▶ To do: Reproduce the listing below exactly, minus its pictures.
begin Rows
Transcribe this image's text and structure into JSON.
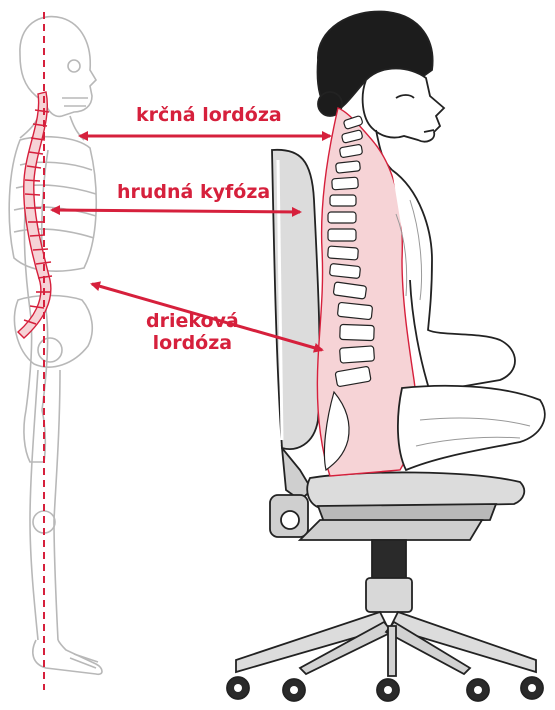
{
  "labels": {
    "cervical": "krčná lordóza",
    "thoracic": "hrudná kyfóza",
    "lumbar_line1": "drieková",
    "lumbar_line2": "lordóza"
  },
  "colors": {
    "accent": "#d6203c",
    "spine_fill": "#f6d3d6",
    "outline": "#222222",
    "skeleton_line": "#b8b8b8",
    "chair_gray": "#dcdcdc"
  },
  "icons": {
    "standing": "standing-skeleton-icon",
    "seated": "seated-woman-spine-icon",
    "chair": "office-chair-icon"
  }
}
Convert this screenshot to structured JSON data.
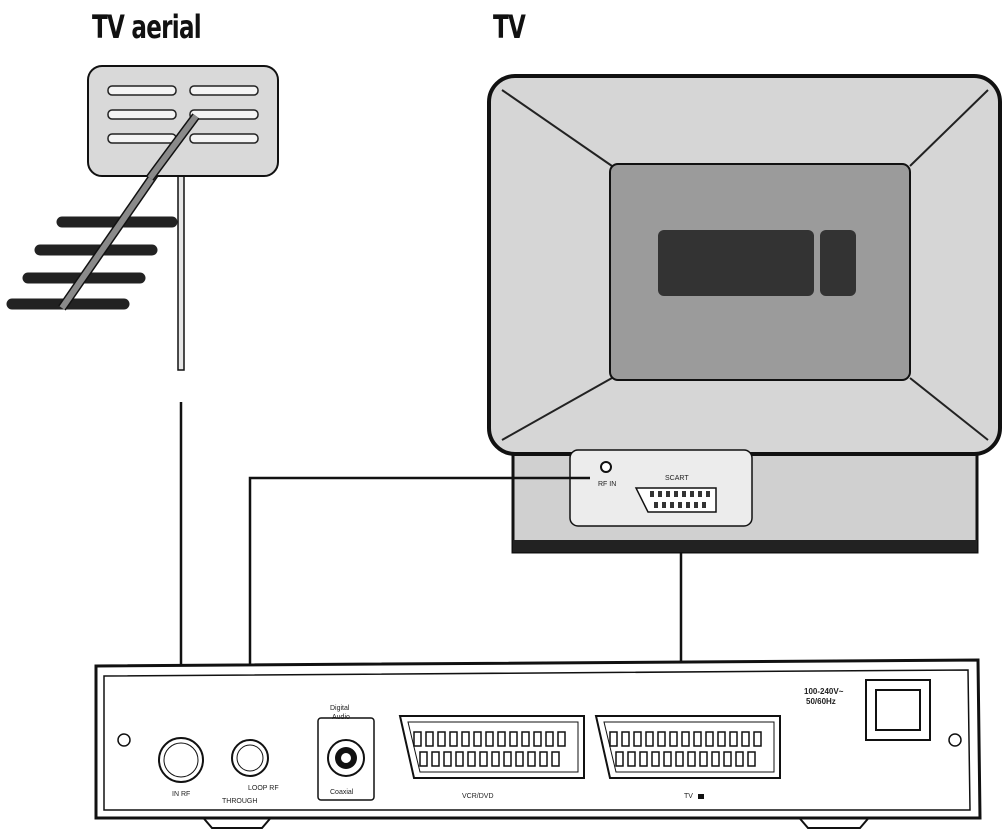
{
  "labels": {
    "aerial_title": "TV aerial",
    "tv_title": "TV"
  },
  "tv_panel": {
    "rf_in": "RF IN",
    "scart": "SCART"
  },
  "receiver_panel": {
    "rf_in": "IN RF",
    "loop_through": "LOOP RF",
    "through": "THROUGH",
    "digital_audio_line1": "Digital",
    "digital_audio_line2": "Audio",
    "coaxial": "Coaxial",
    "vcr_scart": "VCR/DVD",
    "tv_scart": "TV",
    "power_line1": "100-240V~",
    "power_line2": "50/60Hz"
  },
  "colors": {
    "outline": "#111111",
    "aerial_panel": "#d9d9d9",
    "tv_body": "#d6d6d6",
    "tv_screen": "#8f8f8f",
    "tv_bezel_inner": "#a9a9a9",
    "dark_block": "#333333"
  }
}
end Rows
▶ The output:
Transcribe this image's text and structure into JSON.
{
  "labels": {
    "cervical": "krčná lordóza",
    "thoracic": "hrudná kyfóza",
    "lumbar_line1": "drieková",
    "lumbar_line2": "lordóza"
  },
  "colors": {
    "accent": "#d6203c",
    "spine_fill": "#f6d3d6",
    "outline": "#222222",
    "skeleton_line": "#b8b8b8",
    "chair_gray": "#dcdcdc"
  },
  "icons": {
    "standing": "standing-skeleton-icon",
    "seated": "seated-woman-spine-icon",
    "chair": "office-chair-icon"
  }
}
Convert this screenshot to structured JSON data.
{
  "labels": {
    "aerial_title": "TV aerial",
    "tv_title": "TV"
  },
  "tv_panel": {
    "rf_in": "RF IN",
    "scart": "SCART"
  },
  "receiver_panel": {
    "rf_in": "IN RF",
    "loop_through": "LOOP RF",
    "through": "THROUGH",
    "digital_audio_line1": "Digital",
    "digital_audio_line2": "Audio",
    "coaxial": "Coaxial",
    "vcr_scart": "VCR/DVD",
    "tv_scart": "TV",
    "power_line1": "100-240V~",
    "power_line2": "50/60Hz"
  },
  "colors": {
    "outline": "#111111",
    "aerial_panel": "#d9d9d9",
    "tv_body": "#d6d6d6",
    "tv_screen": "#8f8f8f",
    "tv_bezel_inner": "#a9a9a9",
    "dark_block": "#333333"
  }
}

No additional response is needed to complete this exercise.